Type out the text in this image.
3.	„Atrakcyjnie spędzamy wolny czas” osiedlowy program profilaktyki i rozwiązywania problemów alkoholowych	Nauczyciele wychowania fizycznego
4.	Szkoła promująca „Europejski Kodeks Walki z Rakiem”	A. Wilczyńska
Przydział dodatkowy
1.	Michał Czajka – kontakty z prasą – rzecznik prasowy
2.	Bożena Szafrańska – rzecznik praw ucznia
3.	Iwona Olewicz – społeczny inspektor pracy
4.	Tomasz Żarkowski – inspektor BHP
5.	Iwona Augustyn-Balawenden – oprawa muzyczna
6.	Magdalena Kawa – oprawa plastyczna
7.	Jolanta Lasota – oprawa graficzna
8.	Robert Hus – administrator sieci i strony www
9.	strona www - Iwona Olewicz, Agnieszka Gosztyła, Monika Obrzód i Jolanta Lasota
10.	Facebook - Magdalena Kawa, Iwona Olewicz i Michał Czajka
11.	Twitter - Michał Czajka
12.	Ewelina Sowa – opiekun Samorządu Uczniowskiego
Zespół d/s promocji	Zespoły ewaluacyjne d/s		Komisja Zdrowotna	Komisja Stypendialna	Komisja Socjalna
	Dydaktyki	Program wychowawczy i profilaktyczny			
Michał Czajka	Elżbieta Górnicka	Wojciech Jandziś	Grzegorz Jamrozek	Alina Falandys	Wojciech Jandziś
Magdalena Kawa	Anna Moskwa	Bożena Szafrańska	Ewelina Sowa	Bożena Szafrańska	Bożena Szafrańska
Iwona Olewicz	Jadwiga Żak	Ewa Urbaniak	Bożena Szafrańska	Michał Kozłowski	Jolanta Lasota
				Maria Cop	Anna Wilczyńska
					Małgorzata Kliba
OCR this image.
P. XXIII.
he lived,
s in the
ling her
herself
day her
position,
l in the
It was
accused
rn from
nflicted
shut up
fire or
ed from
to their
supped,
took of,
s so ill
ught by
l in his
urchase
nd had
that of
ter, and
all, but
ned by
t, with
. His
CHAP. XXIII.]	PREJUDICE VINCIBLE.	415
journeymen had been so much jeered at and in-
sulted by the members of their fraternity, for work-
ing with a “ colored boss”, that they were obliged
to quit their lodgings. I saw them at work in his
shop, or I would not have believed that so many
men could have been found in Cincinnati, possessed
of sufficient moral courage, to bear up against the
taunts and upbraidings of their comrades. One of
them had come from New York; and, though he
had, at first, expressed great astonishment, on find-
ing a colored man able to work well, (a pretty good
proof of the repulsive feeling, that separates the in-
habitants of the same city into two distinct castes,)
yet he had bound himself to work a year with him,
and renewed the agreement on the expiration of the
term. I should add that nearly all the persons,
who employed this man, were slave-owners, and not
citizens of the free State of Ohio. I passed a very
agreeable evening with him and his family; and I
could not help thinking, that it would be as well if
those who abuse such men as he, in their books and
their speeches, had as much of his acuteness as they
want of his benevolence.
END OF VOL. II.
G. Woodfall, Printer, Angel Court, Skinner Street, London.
※
What to do: Copy each record from above exactly, and include every line.

Exercise solution:
Type out the text in this image.
3.	„Atrakcyjnie spędzamy wolny czas” osiedlowy program profilaktyki i rozwiązywania problemów alkoholowych	Nauczyciele wychowania fizycznego
4.	Szkoła promująca „Europejski Kodeks Walki z Rakiem”	A. Wilczyńska
Przydział dodatkowy
1.	Michał Czajka – kontakty z prasą – rzecznik prasowy
2.	Bożena Szafrańska – rzecznik praw ucznia
3.	Iwona Olewicz – społeczny inspektor pracy
4.	Tomasz Żarkowski – inspektor BHP
5.	Iwona Augustyn-Balawenden – oprawa muzyczna
6.	Magdalena Kawa – oprawa plastyczna
7.	Jolanta Lasota – oprawa graficzna
8.	Robert Hus – administrator sieci i strony www
9.	strona www - Iwona Olewicz, Agnieszka Gosztyła, Monika Obrzód i Jolanta Lasota
10.	Facebook - Magdalena Kawa, Iwona Olewicz i Michał Czajka
11.	Twitter - Michał Czajka
12.	Ewelina Sowa – opiekun Samorządu Uczniowskiego
Zespół d/s promocji	Zespoły ewaluacyjne d/s		Komisja Zdrowotna	Komisja Stypendialna	Komisja Socjalna
	Dydaktyki	Program wychowawczy i profilaktyczny			
Michał Czajka	Elżbieta Górnicka	Wojciech Jandziś	Grzegorz Jamrozek	Alina Falandys	Wojciech Jandziś
Magdalena Kawa	Anna Moskwa	Bożena Szafrańska	Ewelina Sowa	Bożena Szafrańska	Bożena Szafrańska
Iwona Olewicz	Jadwiga Żak	Ewa Urbaniak	Bożena Szafrańska	Michał Kozłowski	Jolanta Lasota
				Maria Cop	Anna Wilczyńska
					Małgorzata Kliba
OCR this image.
P. XXIII.
he lived,
s in the
ling her
herself
day her
position,
l in the
It was
accused
rn from
nflicted
shut up
fire or
ed from
to their
supped,
took of,
s so ill
ught by
l in his
urchase
nd had
that of
ter, and
all, but
ned by
t, with
. His
CHAP. XXIII.]	PREJUDICE VINCIBLE.	415
journeymen had been so much jeered at and in-
sulted by the members of their fraternity, for work-
ing with a “ colored boss”, that they were obliged
to quit their lodgings. I saw them at work in his
shop, or I would not have believed that so many
men could have been found in Cincinnati, possessed
of sufficient moral courage, to bear up against the
taunts and upbraidings of their comrades. One of
them had come from New York; and, though he
had, at first, expressed great astonishment, on find-
ing a colored man able to work well, (a pretty good
proof of the repulsive feeling, that separates the in-
habitants of the same city into two distinct castes,)
yet he had bound himself to work a year with him,
and renewed the agreement on the expiration of the
term. I should add that nearly all the persons,
who employed this man, were slave-owners, and not
citizens of the free State of Ohio. I passed a very
agreeable evening with him and his family; and I
could not help thinking, that it would be as well if
those who abuse such men as he, in their books and
their speeches, had as much of his acuteness as they
want of his benevolence.
END OF VOL. II.
G. Woodfall, Printer, Angel Court, Skinner Street, London.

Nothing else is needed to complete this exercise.